▶ **PROBLEM SET**:
a: Using the agreement text, answer each question below on its own line, marking the answers (i), (ii), and (iii).
(i) What percentage of the Units vests automatically upon a Change in Control?
(ii) Who may determine otherwise under the Non-Assignability restriction?
(iii) What is the par value per share of the Company's common stock?
b: Write out the part of the agreement text starting at "C. Change in" and ending at "(including its subsidiaries, directors or executive officers)", substituting "Change of Control" for "Change in Control".

▶ **TEXT PROVIDED**:

## BEGIN

C. Change in Control: Upon a “Change in Control,” as defined below, one hundred
percent (100%) of the Units shall vest automatically. A “Change in Control” shall mean the
occurrence of one or more of the following events: (i) any person within the meaning of
Section 13(d) and 14(d) of the Securities Exchange Act or 1934, as amended (the “Exchange
Act”), other than the Company (including its subsidiaries, directors or executive officers)
has become the beneficial owner, within the meaning of Rule 13d-3 under the Exchange Act, of
50 percent or more of the combined voting power of the Company’s then outstanding common
stock or equivalent in voting power of any class or classes of the Company’s outstanding
securities ordinarily entitled to vote in elections of directors (“voting securities”); (ii) shares representing 50 percent or more of the combined voting power of the Company’s voting
securities are purchased pursuant to a tender offer or exchange offer (other than an offer
by the Company or its subsidiaries, directors or executive officers); (iii) as a result of,
or in connection with, any tender offer or exchange offer, merger or other business
combination, sale of assets or contested election, or any combination of the foregoing
transactions (a “Transaction”), the persons who were directors of the Company before the
Transaction shall cease to constitute a majority of the Board or of any successor to the
Company; (iv) following the date hereof, the Company is merged or consolidated with another
corporation and as a result of such merger or consolidation less than 50 percent of the
outstanding voting securities of the surviving or resulting corporation shall then be owned
in the aggregate by the former stockholders of the Company, other than (1) any party to such
merger or consolidation, or (2) any affiliates of any such party; or (v) the Company
transfers more than 50 percent of its assets, or the last of a series of transfers results
in the transfer of more than 50 percent of the assets of the Company, or the Company
transfers a business unit and/or business division responsible for more than 35% of the
Company’s revenue for the twelve-month period preceding the month in which such transfer
occurred, in either case, to another entity that is not wholly-owned by the Company. Any
determination required above in this subsection (v) shall be made by the Compensation
Committee of the Board of Directors of the Company, as constituted immediately prior to the
occurrence of such event.
3. Restrictions. This Agreement and the Units granted pursuant hereto shall be subject to
the following restrictions:
A. Termination of Agreement and Rights to Units. Any Units that have not otherwise
vested pursuant to the terms of this Agreement shall be automatically forfeited upon the
Participant’s termination of employment or service with the Company.
B. Non-Assignability. Unless otherwise determined by the Compensation Committee of
the Board of Directors of the Company, the Participant may not sell, assign, transfer, discount, or
pledge as collateral for a loan, or otherwise anticipate any right to payment under the Plan or
this Agreement other than by will or by the applicable laws of descent and distribution.
4. Form and Timing of Payment. Any vested Units shall be paid by the Company in shares of
the Company’s common stock, par value $0.01 per share (the “Shares”) on a one-to-one basis on, or
as soon as practicable after, the Vesting Date.

## END

▶ **GIVEN INFORMATION**:
## BEGIN

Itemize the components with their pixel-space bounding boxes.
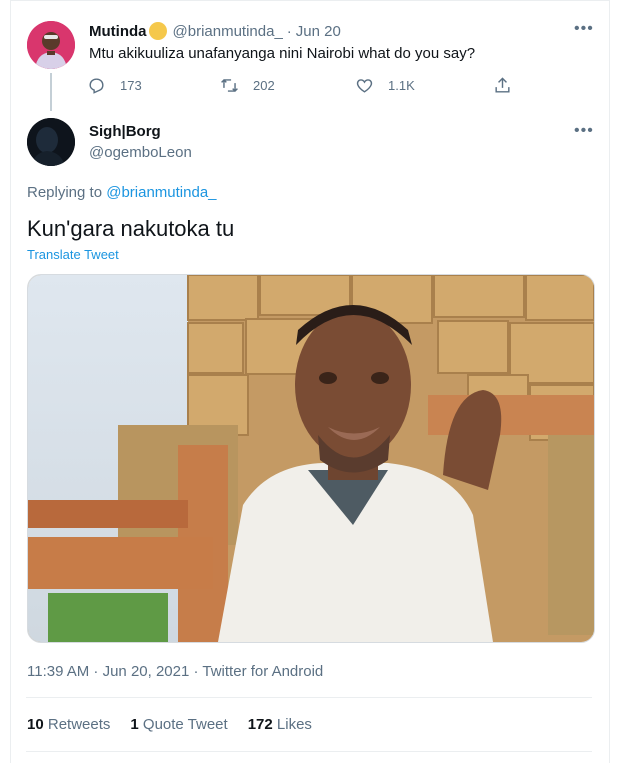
main-tweet-text: Kun'gara nakutoka tu	[27, 216, 235, 241]
parent-actions: 173 202 1.1K	[87, 76, 517, 96]
likes-label: Likes	[276, 716, 312, 733]
quotes-label: Quote Tweet	[142, 716, 228, 733]
retweet-button[interactable]: 202	[220, 76, 275, 95]
share-button[interactable]	[493, 76, 526, 95]
retweets-stat[interactable]: 10 Retweets	[27, 716, 110, 733]
parent-handle[interactable]: @brianmutinda_	[173, 23, 283, 40]
verified-badge-icon	[148, 22, 167, 40]
thread-connector-line	[50, 73, 52, 111]
main-handle[interactable]: @ogemboLeon	[89, 144, 192, 161]
share-icon	[495, 77, 510, 93]
retweets-label: Retweets	[47, 716, 111, 733]
parent-separator: ·	[286, 22, 292, 40]
parent-date[interactable]: Jun 20	[296, 23, 341, 40]
main-display-name[interactable]: Sigh|Borg	[89, 123, 161, 140]
parent-more-icon[interactable]: •••	[574, 20, 594, 38]
replying-to-line: Replying to @brianmutinda_	[27, 184, 217, 201]
media-photo	[28, 275, 594, 642]
reply-count: 173	[120, 78, 142, 93]
avatar-main-image	[27, 118, 75, 166]
engagement-stats: 10 Retweets 1 Quote Tweet 172 Likes	[27, 716, 312, 733]
avatar-parent[interactable]	[27, 21, 75, 69]
heart-icon	[356, 79, 373, 93]
parent-display-name[interactable]: Mutinda	[89, 23, 147, 40]
replying-prefix: Replying to	[27, 184, 103, 201]
quotes-stat[interactable]: 1 Quote Tweet	[130, 716, 227, 733]
divider-top	[26, 697, 592, 698]
tweet-media-image[interactable]	[27, 274, 595, 643]
retweet-icon	[221, 78, 238, 93]
divider-bottom	[26, 751, 592, 752]
tweet-timestamp[interactable]: 11:39 AM · Jun 20, 2021 · Twitter for An…	[27, 663, 323, 680]
avatar-parent-image	[27, 21, 75, 69]
like-button[interactable]: 1.1K	[355, 76, 415, 95]
main-more-icon[interactable]: •••	[574, 122, 594, 140]
like-count: 1.1K	[388, 78, 415, 93]
reply-button[interactable]: 173	[87, 76, 142, 95]
translate-tweet-link[interactable]: Translate Tweet	[27, 247, 119, 262]
likes-count: 172	[247, 716, 273, 733]
replying-to-link[interactable]: @brianmutinda_	[106, 184, 216, 201]
quotes-count: 1	[130, 716, 139, 733]
parent-header: Mutinda @brianmutinda_ · Jun 20	[89, 22, 341, 40]
retweet-count: 202	[253, 78, 275, 93]
avatar-main[interactable]	[27, 118, 75, 166]
parent-text: Mtu akikuuliza unafanyanga nini Nairobi …	[89, 45, 476, 62]
reply-icon	[89, 78, 104, 94]
likes-stat[interactable]: 172 Likes	[248, 716, 312, 733]
retweets-count: 10	[27, 716, 44, 733]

## END

▶ **ANSWERS BELOW**:
a:
(i) One hundred percent (100%)
(ii) The Compensation Committee of the Board of Directors of the Company
(iii) $0.01 per share

b:
C. Change of Control: Upon a “Change of Control,” as defined below, one hundred
percent (100%) of the Units shall vest automatically. A “Change of Control” shall mean the
occurrence of one or more of the following events: (i) any person within the meaning of
Section 13(d) and 14(d) of the Securities Exchange Act or 1934, as amended (the “Exchange
Act”), other than the Company (including its subsidiaries, directors or executive officers)